## To do
List all lines of the data containing the word "with".

## Records for this exercise
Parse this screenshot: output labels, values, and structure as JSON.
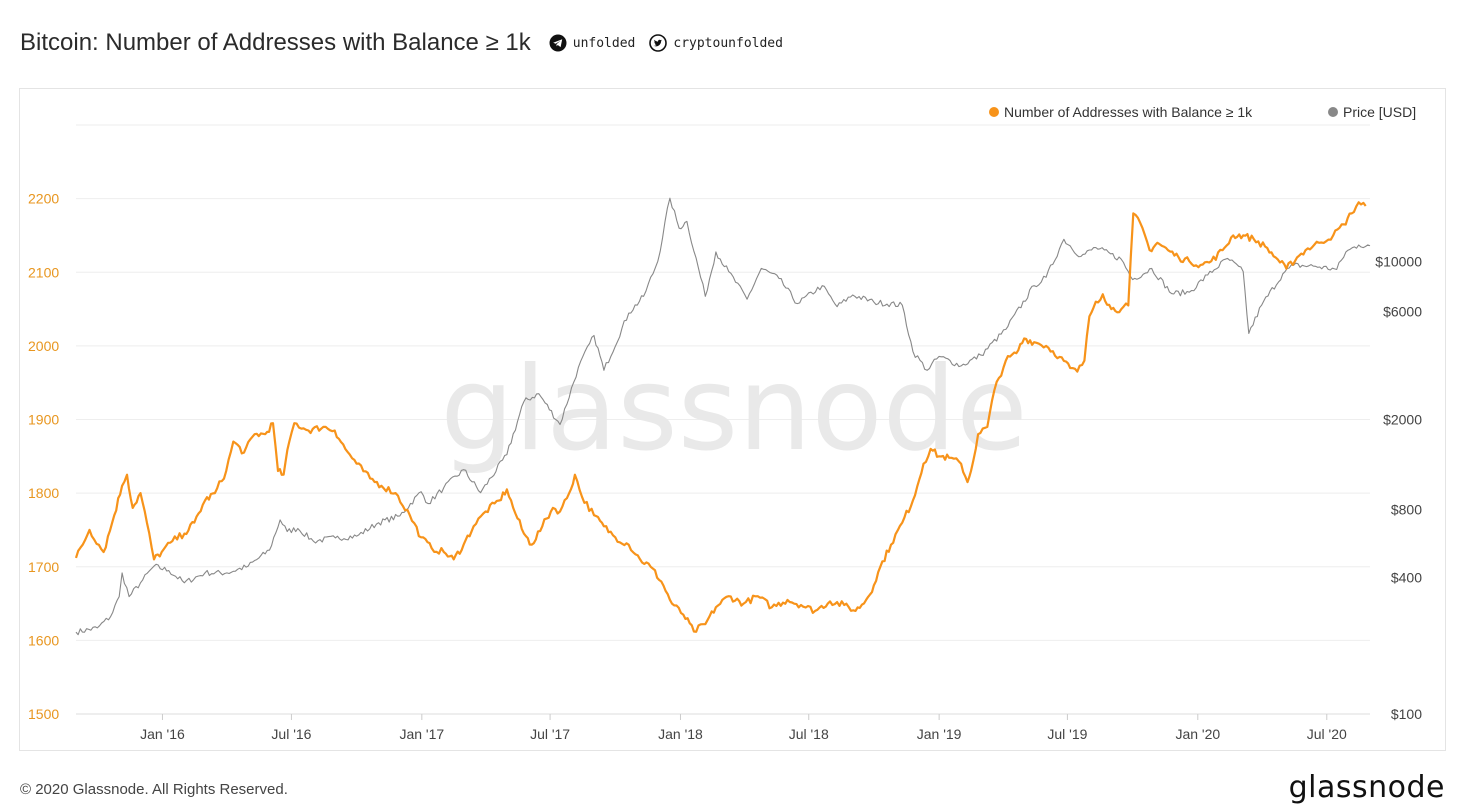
{
  "header": {
    "title": "Bitcoin: Number of Addresses with Balance ≥ 1k",
    "telegram_icon": "telegram-icon",
    "telegram_handle": "unfolded",
    "twitter_icon": "twitter-icon",
    "twitter_handle": "cryptounfolded"
  },
  "watermark": "glassnode",
  "footer": {
    "copyright": "© 2020 Glassnode. All Rights Reserved.",
    "logo": "glassnode"
  },
  "colors": {
    "addresses": "#f7931a",
    "price": "#888888",
    "left_axis_text": "#e8961f",
    "grid": "#eeeeee"
  },
  "chart_data": {
    "type": "line",
    "legend_placement": "top-right",
    "grid": true,
    "x_range": [
      "2015-09-01",
      "2020-08-31"
    ],
    "x_ticks": [
      {
        "date": "2016-01-01",
        "label": "Jan '16"
      },
      {
        "date": "2016-07-01",
        "label": "Jul '16"
      },
      {
        "date": "2017-01-01",
        "label": "Jan '17"
      },
      {
        "date": "2017-07-01",
        "label": "Jul '17"
      },
      {
        "date": "2018-01-01",
        "label": "Jan '18"
      },
      {
        "date": "2018-07-01",
        "label": "Jul '18"
      },
      {
        "date": "2019-01-01",
        "label": "Jan '19"
      },
      {
        "date": "2019-07-01",
        "label": "Jul '19"
      },
      {
        "date": "2020-01-01",
        "label": "Jan '20"
      },
      {
        "date": "2020-07-01",
        "label": "Jul '20"
      }
    ],
    "y_left": {
      "range": [
        1500,
        2300
      ],
      "ticks": [
        1500,
        1600,
        1700,
        1800,
        1900,
        2000,
        2100,
        2200
      ]
    },
    "y_right": {
      "scale": "log",
      "range": [
        100,
        40000
      ],
      "ticks": [
        {
          "value": 100,
          "label": "$100"
        },
        {
          "value": 400,
          "label": "$400"
        },
        {
          "value": 800,
          "label": "$800"
        },
        {
          "value": 2000,
          "label": "$2000"
        },
        {
          "value": 6000,
          "label": "$6000"
        },
        {
          "value": 10000,
          "label": "$10000"
        }
      ]
    },
    "series": [
      {
        "name": "Number of Addresses with Balance ≥ 1k",
        "axis": "left",
        "points": [
          [
            "2015-09-01",
            1712
          ],
          [
            "2015-09-20",
            1750
          ],
          [
            "2015-10-10",
            1720
          ],
          [
            "2015-10-25",
            1770
          ],
          [
            "2015-11-05",
            1810
          ],
          [
            "2015-11-12",
            1825
          ],
          [
            "2015-11-20",
            1780
          ],
          [
            "2015-12-01",
            1800
          ],
          [
            "2015-12-10",
            1760
          ],
          [
            "2015-12-20",
            1710
          ],
          [
            "2015-12-31",
            1720
          ],
          [
            "2016-01-15",
            1735
          ],
          [
            "2016-02-01",
            1745
          ],
          [
            "2016-02-15",
            1760
          ],
          [
            "2016-03-01",
            1790
          ],
          [
            "2016-03-15",
            1800
          ],
          [
            "2016-03-31",
            1830
          ],
          [
            "2016-04-10",
            1870
          ],
          [
            "2016-04-25",
            1855
          ],
          [
            "2016-05-10",
            1880
          ],
          [
            "2016-05-25",
            1880
          ],
          [
            "2016-06-05",
            1895
          ],
          [
            "2016-06-12",
            1830
          ],
          [
            "2016-06-20",
            1825
          ],
          [
            "2016-06-28",
            1870
          ],
          [
            "2016-07-05",
            1895
          ],
          [
            "2016-07-25",
            1885
          ],
          [
            "2016-08-15",
            1890
          ],
          [
            "2016-08-31",
            1885
          ],
          [
            "2016-09-15",
            1860
          ],
          [
            "2016-10-01",
            1840
          ],
          [
            "2016-10-20",
            1820
          ],
          [
            "2016-11-05",
            1810
          ],
          [
            "2016-11-25",
            1800
          ],
          [
            "2016-12-15",
            1770
          ],
          [
            "2016-12-31",
            1740
          ],
          [
            "2017-01-15",
            1725
          ],
          [
            "2017-02-01",
            1720
          ],
          [
            "2017-02-15",
            1710
          ],
          [
            "2017-03-01",
            1730
          ],
          [
            "2017-03-15",
            1755
          ],
          [
            "2017-04-01",
            1775
          ],
          [
            "2017-04-20",
            1790
          ],
          [
            "2017-05-01",
            1805
          ],
          [
            "2017-05-10",
            1780
          ],
          [
            "2017-05-25",
            1745
          ],
          [
            "2017-06-05",
            1730
          ],
          [
            "2017-06-20",
            1755
          ],
          [
            "2017-07-05",
            1780
          ],
          [
            "2017-07-15",
            1775
          ],
          [
            "2017-07-28",
            1800
          ],
          [
            "2017-08-05",
            1825
          ],
          [
            "2017-08-15",
            1795
          ],
          [
            "2017-09-01",
            1770
          ],
          [
            "2017-09-15",
            1755
          ],
          [
            "2017-10-01",
            1740
          ],
          [
            "2017-10-20",
            1730
          ],
          [
            "2017-11-05",
            1710
          ],
          [
            "2017-11-20",
            1700
          ],
          [
            "2017-12-05",
            1680
          ],
          [
            "2017-12-20",
            1650
          ],
          [
            "2018-01-05",
            1635
          ],
          [
            "2018-01-20",
            1612
          ],
          [
            "2018-02-05",
            1622
          ],
          [
            "2018-02-20",
            1645
          ],
          [
            "2018-03-10",
            1660
          ],
          [
            "2018-03-31",
            1650
          ],
          [
            "2018-04-20",
            1660
          ],
          [
            "2018-05-10",
            1645
          ],
          [
            "2018-06-01",
            1655
          ],
          [
            "2018-06-20",
            1648
          ],
          [
            "2018-07-10",
            1640
          ],
          [
            "2018-07-31",
            1653
          ],
          [
            "2018-08-20",
            1648
          ],
          [
            "2018-09-05",
            1640
          ],
          [
            "2018-09-20",
            1655
          ],
          [
            "2018-10-01",
            1675
          ],
          [
            "2018-10-10",
            1700
          ],
          [
            "2018-10-25",
            1730
          ],
          [
            "2018-11-10",
            1760
          ],
          [
            "2018-11-25",
            1790
          ],
          [
            "2018-12-10",
            1840
          ],
          [
            "2018-12-20",
            1860
          ],
          [
            "2019-01-01",
            1850
          ],
          [
            "2019-01-15",
            1848
          ],
          [
            "2019-02-01",
            1840
          ],
          [
            "2019-02-10",
            1815
          ],
          [
            "2019-02-15",
            1830
          ],
          [
            "2019-02-25",
            1880
          ],
          [
            "2019-03-10",
            1890
          ],
          [
            "2019-03-20",
            1940
          ],
          [
            "2019-04-05",
            1980
          ],
          [
            "2019-04-20",
            1990
          ],
          [
            "2019-05-01",
            2010
          ],
          [
            "2019-05-15",
            2005
          ],
          [
            "2019-06-01",
            2000
          ],
          [
            "2019-06-20",
            1985
          ],
          [
            "2019-07-05",
            1970
          ],
          [
            "2019-07-15",
            1965
          ],
          [
            "2019-07-25",
            1980
          ],
          [
            "2019-08-01",
            2040
          ],
          [
            "2019-08-10",
            2060
          ],
          [
            "2019-08-20",
            2070
          ],
          [
            "2019-09-01",
            2050
          ],
          [
            "2019-09-15",
            2050
          ],
          [
            "2019-09-25",
            2055
          ],
          [
            "2019-10-02",
            2180
          ],
          [
            "2019-10-15",
            2160
          ],
          [
            "2019-10-25",
            2130
          ],
          [
            "2019-11-05",
            2140
          ],
          [
            "2019-11-20",
            2130
          ],
          [
            "2019-12-05",
            2120
          ],
          [
            "2019-12-20",
            2115
          ],
          [
            "2020-01-05",
            2110
          ],
          [
            "2020-01-20",
            2115
          ],
          [
            "2020-02-05",
            2130
          ],
          [
            "2020-02-20",
            2150
          ],
          [
            "2020-03-05",
            2150
          ],
          [
            "2020-03-20",
            2145
          ],
          [
            "2020-04-05",
            2135
          ],
          [
            "2020-04-20",
            2120
          ],
          [
            "2020-05-05",
            2105
          ],
          [
            "2020-05-20",
            2120
          ],
          [
            "2020-06-01",
            2130
          ],
          [
            "2020-06-20",
            2140
          ],
          [
            "2020-07-10",
            2150
          ],
          [
            "2020-07-25",
            2165
          ],
          [
            "2020-08-05",
            2180
          ],
          [
            "2020-08-15",
            2195
          ],
          [
            "2020-08-25",
            2190
          ]
        ]
      },
      {
        "name": "Price [USD]",
        "axis": "right",
        "points": [
          [
            "2015-09-01",
            230
          ],
          [
            "2015-10-01",
            240
          ],
          [
            "2015-10-20",
            270
          ],
          [
            "2015-11-01",
            330
          ],
          [
            "2015-11-05",
            420
          ],
          [
            "2015-11-15",
            330
          ],
          [
            "2015-12-01",
            380
          ],
          [
            "2015-12-20",
            450
          ],
          [
            "2016-01-10",
            430
          ],
          [
            "2016-02-01",
            380
          ],
          [
            "2016-03-01",
            420
          ],
          [
            "2016-04-01",
            420
          ],
          [
            "2016-05-01",
            450
          ],
          [
            "2016-05-31",
            530
          ],
          [
            "2016-06-15",
            720
          ],
          [
            "2016-06-25",
            640
          ],
          [
            "2016-07-10",
            660
          ],
          [
            "2016-08-01",
            580
          ],
          [
            "2016-09-01",
            600
          ],
          [
            "2016-10-01",
            610
          ],
          [
            "2016-11-01",
            700
          ],
          [
            "2016-12-01",
            750
          ],
          [
            "2016-12-31",
            960
          ],
          [
            "2017-01-10",
            850
          ],
          [
            "2017-02-01",
            1000
          ],
          [
            "2017-03-01",
            1200
          ],
          [
            "2017-03-25",
            950
          ],
          [
            "2017-05-01",
            1400
          ],
          [
            "2017-05-25",
            2400
          ],
          [
            "2017-06-15",
            2600
          ],
          [
            "2017-07-15",
            1900
          ],
          [
            "2017-08-10",
            3400
          ],
          [
            "2017-09-01",
            4700
          ],
          [
            "2017-09-15",
            3300
          ],
          [
            "2017-10-20",
            5900
          ],
          [
            "2017-11-10",
            7000
          ],
          [
            "2017-11-30",
            10000
          ],
          [
            "2017-12-17",
            19000
          ],
          [
            "2017-12-30",
            14000
          ],
          [
            "2018-01-10",
            15000
          ],
          [
            "2018-02-05",
            7000
          ],
          [
            "2018-02-20",
            11000
          ],
          [
            "2018-03-10",
            9000
          ],
          [
            "2018-04-05",
            6800
          ],
          [
            "2018-04-25",
            9300
          ],
          [
            "2018-05-20",
            8400
          ],
          [
            "2018-06-15",
            6500
          ],
          [
            "2018-07-20",
            7800
          ],
          [
            "2018-08-10",
            6300
          ],
          [
            "2018-09-01",
            7100
          ],
          [
            "2018-10-01",
            6600
          ],
          [
            "2018-11-10",
            6400
          ],
          [
            "2018-11-25",
            4000
          ],
          [
            "2018-12-15",
            3300
          ],
          [
            "2019-01-01",
            3800
          ],
          [
            "2019-02-01",
            3450
          ],
          [
            "2019-03-01",
            3850
          ],
          [
            "2019-04-05",
            5000
          ],
          [
            "2019-05-15",
            7800
          ],
          [
            "2019-06-01",
            8500
          ],
          [
            "2019-06-26",
            12500
          ],
          [
            "2019-07-20",
            10500
          ],
          [
            "2019-08-10",
            11500
          ],
          [
            "2019-09-15",
            10200
          ],
          [
            "2019-10-01",
            8300
          ],
          [
            "2019-10-28",
            9300
          ],
          [
            "2019-11-25",
            7200
          ],
          [
            "2019-12-20",
            7300
          ],
          [
            "2020-01-15",
            8700
          ],
          [
            "2020-02-12",
            10300
          ],
          [
            "2020-03-05",
            9000
          ],
          [
            "2020-03-13",
            4800
          ],
          [
            "2020-03-31",
            6400
          ],
          [
            "2020-04-30",
            8800
          ],
          [
            "2020-05-15",
            9600
          ],
          [
            "2020-06-15",
            9500
          ],
          [
            "2020-07-15",
            9200
          ],
          [
            "2020-07-28",
            11000
          ],
          [
            "2020-08-15",
            11800
          ],
          [
            "2020-08-31",
            11700
          ]
        ]
      }
    ]
  }
}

## Answer in full
    "title": "Bitcoin: Number of Addresses with Balance ≥ 1k",
        "name": "Number of Addresses with Balance ≥ 1k",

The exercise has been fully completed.